◆ WORK TO BE COMPLETED:
Tally the lines holding the word "JSON" and state the count by itself.

Figure content listings:
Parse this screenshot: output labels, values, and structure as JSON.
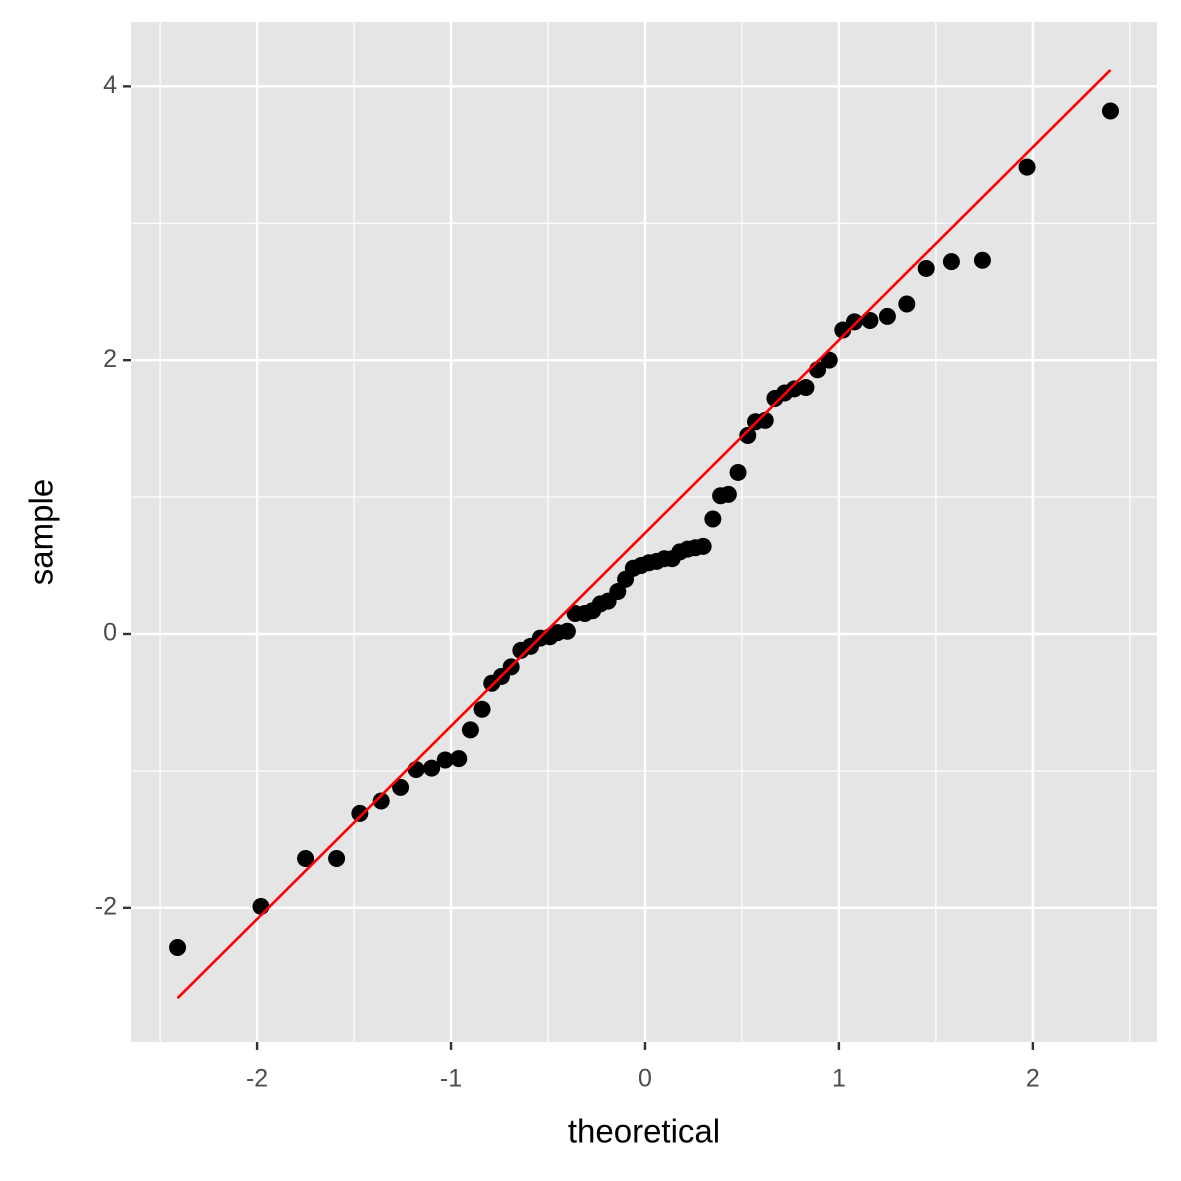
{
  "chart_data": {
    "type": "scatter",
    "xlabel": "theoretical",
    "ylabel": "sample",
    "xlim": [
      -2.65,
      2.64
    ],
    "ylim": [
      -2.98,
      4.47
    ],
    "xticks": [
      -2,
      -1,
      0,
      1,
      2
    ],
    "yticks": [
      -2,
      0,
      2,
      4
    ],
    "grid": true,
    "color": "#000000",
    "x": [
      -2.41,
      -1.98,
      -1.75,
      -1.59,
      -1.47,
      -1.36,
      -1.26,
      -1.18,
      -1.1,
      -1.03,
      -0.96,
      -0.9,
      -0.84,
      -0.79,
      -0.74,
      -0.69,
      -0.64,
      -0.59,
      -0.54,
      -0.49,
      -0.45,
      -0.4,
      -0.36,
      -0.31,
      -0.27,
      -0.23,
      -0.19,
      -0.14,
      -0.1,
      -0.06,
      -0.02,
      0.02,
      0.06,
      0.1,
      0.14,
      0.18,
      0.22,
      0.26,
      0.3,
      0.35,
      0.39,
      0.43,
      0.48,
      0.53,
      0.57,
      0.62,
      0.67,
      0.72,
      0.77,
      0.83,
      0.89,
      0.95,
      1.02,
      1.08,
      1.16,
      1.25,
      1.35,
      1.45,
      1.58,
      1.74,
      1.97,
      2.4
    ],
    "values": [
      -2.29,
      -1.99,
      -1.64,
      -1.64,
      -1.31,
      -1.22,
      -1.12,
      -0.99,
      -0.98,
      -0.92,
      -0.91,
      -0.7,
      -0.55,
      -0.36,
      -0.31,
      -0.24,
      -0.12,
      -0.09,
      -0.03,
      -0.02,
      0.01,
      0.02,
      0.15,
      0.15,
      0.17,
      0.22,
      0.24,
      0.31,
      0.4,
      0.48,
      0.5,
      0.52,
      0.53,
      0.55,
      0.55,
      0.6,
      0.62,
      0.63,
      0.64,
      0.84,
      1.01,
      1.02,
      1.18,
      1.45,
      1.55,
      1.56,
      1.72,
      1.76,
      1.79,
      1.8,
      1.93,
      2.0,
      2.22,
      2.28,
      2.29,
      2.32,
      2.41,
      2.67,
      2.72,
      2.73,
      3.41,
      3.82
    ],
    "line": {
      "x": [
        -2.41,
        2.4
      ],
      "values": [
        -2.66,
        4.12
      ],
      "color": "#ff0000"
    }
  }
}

--

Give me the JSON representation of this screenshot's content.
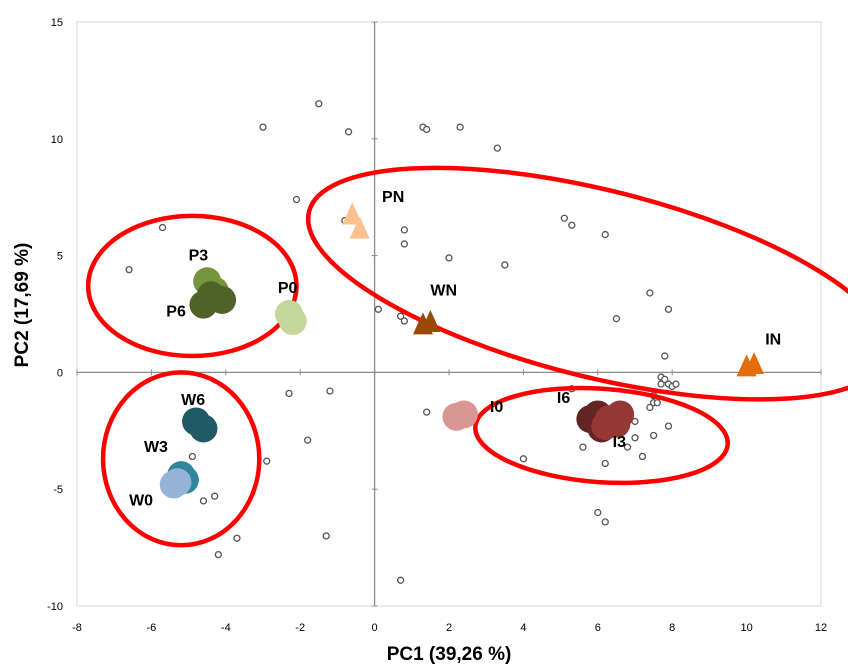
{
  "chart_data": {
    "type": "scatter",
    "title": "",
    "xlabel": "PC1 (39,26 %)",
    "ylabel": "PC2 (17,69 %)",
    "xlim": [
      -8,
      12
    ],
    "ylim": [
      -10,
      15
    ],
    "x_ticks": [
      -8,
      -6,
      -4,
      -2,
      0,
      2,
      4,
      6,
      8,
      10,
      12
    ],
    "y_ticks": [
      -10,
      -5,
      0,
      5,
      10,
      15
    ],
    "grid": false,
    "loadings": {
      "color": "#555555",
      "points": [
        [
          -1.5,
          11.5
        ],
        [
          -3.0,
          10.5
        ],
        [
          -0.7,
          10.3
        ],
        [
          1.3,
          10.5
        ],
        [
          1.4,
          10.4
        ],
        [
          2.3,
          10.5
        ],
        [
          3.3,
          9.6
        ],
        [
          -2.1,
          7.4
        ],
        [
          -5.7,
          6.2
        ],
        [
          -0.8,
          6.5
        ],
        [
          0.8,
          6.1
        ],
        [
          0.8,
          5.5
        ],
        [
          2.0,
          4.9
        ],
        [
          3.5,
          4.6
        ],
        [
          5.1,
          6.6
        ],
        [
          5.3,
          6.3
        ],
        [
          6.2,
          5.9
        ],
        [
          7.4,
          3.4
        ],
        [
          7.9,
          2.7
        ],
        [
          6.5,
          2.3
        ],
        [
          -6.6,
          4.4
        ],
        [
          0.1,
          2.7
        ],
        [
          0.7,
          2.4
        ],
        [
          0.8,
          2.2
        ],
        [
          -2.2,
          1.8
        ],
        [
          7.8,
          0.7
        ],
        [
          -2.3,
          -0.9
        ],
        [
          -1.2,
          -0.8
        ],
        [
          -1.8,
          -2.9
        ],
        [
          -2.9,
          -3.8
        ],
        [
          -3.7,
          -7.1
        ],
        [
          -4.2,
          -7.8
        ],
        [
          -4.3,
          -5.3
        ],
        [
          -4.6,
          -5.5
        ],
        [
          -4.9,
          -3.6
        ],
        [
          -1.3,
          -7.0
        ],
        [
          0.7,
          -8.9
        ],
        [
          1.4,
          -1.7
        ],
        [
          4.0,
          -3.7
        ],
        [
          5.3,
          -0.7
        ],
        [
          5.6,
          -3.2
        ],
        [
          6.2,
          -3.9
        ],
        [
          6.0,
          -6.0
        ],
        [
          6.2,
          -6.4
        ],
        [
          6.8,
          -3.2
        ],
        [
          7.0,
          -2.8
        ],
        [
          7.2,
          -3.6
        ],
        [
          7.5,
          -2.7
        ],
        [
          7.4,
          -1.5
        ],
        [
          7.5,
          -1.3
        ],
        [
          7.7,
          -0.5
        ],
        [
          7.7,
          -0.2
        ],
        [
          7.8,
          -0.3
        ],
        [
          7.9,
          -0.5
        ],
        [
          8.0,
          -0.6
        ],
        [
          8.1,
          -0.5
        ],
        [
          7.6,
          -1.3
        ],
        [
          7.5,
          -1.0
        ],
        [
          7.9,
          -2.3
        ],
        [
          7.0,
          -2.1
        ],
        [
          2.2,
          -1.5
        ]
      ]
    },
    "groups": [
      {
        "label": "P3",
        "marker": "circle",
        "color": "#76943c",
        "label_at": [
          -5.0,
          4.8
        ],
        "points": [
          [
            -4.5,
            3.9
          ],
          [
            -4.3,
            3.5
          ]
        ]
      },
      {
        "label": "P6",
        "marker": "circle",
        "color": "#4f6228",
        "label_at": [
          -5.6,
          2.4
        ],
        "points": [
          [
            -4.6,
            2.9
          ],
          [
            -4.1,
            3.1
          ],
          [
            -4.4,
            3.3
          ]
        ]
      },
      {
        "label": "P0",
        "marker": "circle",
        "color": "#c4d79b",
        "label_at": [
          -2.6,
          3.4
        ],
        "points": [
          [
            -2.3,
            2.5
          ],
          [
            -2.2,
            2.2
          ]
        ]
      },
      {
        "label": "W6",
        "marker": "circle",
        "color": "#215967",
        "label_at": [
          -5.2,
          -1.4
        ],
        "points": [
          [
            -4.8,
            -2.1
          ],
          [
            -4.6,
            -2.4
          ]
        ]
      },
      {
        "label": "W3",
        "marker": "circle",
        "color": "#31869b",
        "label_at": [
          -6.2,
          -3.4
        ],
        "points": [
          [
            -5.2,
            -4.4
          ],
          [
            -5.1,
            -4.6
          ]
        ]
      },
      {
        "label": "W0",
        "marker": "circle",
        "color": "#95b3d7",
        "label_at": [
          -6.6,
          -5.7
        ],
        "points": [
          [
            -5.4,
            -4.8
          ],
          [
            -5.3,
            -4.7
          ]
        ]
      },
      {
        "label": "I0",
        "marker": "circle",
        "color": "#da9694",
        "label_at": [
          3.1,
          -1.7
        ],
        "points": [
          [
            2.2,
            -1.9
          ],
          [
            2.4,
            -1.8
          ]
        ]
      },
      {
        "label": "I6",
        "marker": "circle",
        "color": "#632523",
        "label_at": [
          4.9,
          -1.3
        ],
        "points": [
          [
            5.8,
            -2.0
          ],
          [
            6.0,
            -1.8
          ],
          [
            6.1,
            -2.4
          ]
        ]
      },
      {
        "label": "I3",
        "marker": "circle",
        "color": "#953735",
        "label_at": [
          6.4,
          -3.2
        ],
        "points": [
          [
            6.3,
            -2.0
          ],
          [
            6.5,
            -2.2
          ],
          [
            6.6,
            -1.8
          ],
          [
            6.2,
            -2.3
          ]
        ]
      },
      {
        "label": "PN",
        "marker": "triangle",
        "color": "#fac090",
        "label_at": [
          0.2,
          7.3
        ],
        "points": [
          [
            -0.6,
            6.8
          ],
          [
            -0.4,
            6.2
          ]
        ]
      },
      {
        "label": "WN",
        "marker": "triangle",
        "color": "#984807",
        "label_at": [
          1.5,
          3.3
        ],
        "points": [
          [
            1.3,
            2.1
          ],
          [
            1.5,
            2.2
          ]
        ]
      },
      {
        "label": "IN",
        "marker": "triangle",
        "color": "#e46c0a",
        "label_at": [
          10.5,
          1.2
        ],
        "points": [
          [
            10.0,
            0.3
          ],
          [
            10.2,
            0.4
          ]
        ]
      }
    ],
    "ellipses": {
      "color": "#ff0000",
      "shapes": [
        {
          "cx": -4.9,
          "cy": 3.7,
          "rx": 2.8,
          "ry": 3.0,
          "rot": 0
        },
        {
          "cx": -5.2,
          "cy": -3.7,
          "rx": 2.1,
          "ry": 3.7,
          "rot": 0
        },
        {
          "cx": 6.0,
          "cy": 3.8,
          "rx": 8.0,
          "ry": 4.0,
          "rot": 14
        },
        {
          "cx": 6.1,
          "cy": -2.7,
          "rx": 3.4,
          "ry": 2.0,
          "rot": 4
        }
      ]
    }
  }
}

* * *

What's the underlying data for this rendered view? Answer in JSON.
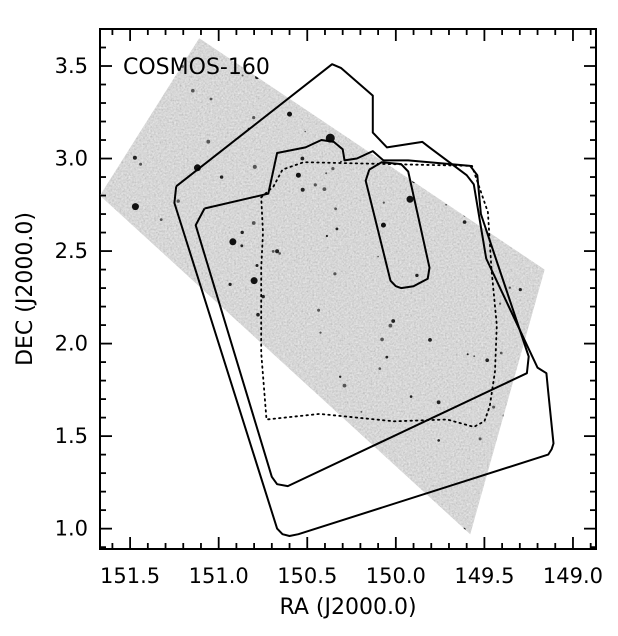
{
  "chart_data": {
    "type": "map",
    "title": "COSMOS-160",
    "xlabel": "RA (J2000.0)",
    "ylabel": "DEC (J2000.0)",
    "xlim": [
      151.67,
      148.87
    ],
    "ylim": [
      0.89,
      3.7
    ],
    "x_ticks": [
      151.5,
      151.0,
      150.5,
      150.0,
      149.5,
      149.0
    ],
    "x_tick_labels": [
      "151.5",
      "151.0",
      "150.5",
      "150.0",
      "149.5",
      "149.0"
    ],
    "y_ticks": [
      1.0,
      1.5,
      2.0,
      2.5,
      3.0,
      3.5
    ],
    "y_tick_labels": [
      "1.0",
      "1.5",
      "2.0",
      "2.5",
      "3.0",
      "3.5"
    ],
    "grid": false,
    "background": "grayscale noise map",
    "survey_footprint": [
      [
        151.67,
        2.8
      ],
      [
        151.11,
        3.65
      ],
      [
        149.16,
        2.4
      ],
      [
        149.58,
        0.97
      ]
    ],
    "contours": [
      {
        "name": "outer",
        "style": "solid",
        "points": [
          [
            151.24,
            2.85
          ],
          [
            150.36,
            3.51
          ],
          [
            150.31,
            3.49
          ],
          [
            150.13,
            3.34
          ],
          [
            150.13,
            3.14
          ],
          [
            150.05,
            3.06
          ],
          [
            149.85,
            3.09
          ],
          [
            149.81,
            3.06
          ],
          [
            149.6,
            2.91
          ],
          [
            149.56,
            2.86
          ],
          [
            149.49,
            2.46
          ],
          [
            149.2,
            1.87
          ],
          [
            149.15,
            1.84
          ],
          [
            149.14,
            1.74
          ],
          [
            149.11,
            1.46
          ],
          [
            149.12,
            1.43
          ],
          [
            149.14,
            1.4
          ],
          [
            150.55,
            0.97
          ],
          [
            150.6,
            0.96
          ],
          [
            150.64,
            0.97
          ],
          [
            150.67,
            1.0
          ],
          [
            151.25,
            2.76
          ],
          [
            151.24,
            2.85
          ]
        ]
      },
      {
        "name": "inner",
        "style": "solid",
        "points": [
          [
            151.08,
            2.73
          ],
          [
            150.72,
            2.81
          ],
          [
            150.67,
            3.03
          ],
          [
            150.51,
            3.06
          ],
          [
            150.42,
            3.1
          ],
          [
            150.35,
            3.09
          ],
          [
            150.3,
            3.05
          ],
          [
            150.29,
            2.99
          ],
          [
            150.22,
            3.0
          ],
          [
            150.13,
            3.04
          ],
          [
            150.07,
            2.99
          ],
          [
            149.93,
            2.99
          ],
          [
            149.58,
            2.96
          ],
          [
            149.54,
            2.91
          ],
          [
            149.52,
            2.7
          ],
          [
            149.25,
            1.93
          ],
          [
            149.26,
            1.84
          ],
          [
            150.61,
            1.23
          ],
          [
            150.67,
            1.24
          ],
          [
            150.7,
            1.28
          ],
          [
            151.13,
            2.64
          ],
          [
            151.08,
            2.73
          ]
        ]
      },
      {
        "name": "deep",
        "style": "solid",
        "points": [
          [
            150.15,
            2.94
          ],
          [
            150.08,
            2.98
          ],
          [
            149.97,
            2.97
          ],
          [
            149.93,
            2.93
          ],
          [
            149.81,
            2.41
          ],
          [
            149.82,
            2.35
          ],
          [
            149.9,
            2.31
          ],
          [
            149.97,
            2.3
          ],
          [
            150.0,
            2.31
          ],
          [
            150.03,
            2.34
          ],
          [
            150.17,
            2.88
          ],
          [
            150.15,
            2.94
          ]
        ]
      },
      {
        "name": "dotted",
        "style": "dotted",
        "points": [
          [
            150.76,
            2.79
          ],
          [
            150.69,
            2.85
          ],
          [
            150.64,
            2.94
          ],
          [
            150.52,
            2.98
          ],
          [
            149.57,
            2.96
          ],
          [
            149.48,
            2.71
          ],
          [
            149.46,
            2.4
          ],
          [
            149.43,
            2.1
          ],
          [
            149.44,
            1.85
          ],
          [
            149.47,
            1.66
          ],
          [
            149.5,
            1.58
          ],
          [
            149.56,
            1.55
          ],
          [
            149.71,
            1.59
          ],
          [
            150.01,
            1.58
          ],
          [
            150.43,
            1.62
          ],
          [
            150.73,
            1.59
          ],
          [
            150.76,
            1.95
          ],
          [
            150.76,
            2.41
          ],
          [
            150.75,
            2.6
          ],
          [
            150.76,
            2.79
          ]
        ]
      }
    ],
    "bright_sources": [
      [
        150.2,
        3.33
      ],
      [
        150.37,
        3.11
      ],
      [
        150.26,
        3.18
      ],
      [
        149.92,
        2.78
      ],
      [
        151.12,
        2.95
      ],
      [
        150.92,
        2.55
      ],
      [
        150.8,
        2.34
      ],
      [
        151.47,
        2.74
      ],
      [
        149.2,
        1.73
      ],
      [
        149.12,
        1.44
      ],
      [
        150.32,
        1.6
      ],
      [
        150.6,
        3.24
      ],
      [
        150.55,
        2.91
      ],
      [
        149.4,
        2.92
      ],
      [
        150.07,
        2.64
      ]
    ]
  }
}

◆ ANSWER TO THIS PROBLEM:
3